____ Provided data
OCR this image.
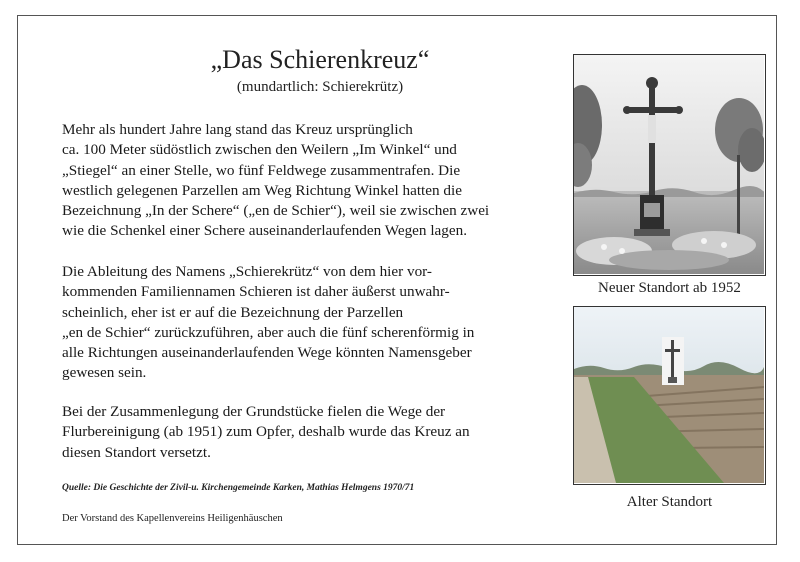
„Das Schierenkreuz“
(mundartlich: Schierekrütz)

Mehr als hundert Jahre lang stand das Kreuz ursprünglich
ca. 100 Meter südöstlich zwischen den Weilern „Im Winkel“ und
„Stiegel“ an einer Stelle, wo fünf Feldwege zusammentrafen. Die
westlich gelegenen Parzellen am Weg Richtung Winkel hatten die
Bezeichnung „In der Schere“ („en de Schier“), weil sie zwischen zwei
wie die Schenkel einer Schere auseinanderlaufenden Wegen lagen.

Die Ableitung des Namens „Schierekrütz“ von dem hier vor-
kommenden Familiennamen Schieren ist daher äußerst unwahr-
scheinlich, eher ist er auf die Bezeichnung der Parzellen
„en de Schier“ zurückzuführen, aber auch die fünf scherenförmig in
alle Richtungen auseinanderlaufenden Wege könnten Namensgeber
gewesen sein.

Bei der Zusammenlegung der Grundstücke fielen die Wege der
Flurbereinigung (ab 1951) zum Opfer, deshalb wurde das Kreuz an
diesen Standort versetzt.

Quelle: Die Geschichte der Zivil-u. Kirchengemeinde Karken, Mathias Helmgens 1970/71
Der Vorstand des Kapellenvereins Heiligenhäuschen
Neuer Standort ab 1952
Alter Standort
________
Each line of the data should be quoted exactly, with pictures left out.

### Result
OCR this image.
„Das Schierenkreuz“
(mundartlich: Schierekrütz)

Mehr als hundert Jahre lang stand das Kreuz ursprünglich
ca. 100 Meter südöstlich zwischen den Weilern „Im Winkel“ und
„Stiegel“ an einer Stelle, wo fünf Feldwege zusammentrafen. Die
westlich gelegenen Parzellen am Weg Richtung Winkel hatten die
Bezeichnung „In der Schere“ („en de Schier“), weil sie zwischen zwei
wie die Schenkel einer Schere auseinanderlaufenden Wegen lagen.

Die Ableitung des Namens „Schierekrütz“ von dem hier vor-
kommenden Familiennamen Schieren ist daher äußerst unwahr-
scheinlich, eher ist er auf die Bezeichnung der Parzellen
„en de Schier“ zurückzuführen, aber auch die fünf scherenförmig in
alle Richtungen auseinanderlaufenden Wege könnten Namensgeber
gewesen sein.

Bei der Zusammenlegung der Grundstücke fielen die Wege der
Flurbereinigung (ab 1951) zum Opfer, deshalb wurde das Kreuz an
diesen Standort versetzt.

Quelle: Die Geschichte der Zivil-u. Kirchengemeinde Karken, Mathias Helmgens 1970/71
Der Vorstand des Kapellenvereins Heiligenhäuschen
Neuer Standort ab 1952
Alter Standort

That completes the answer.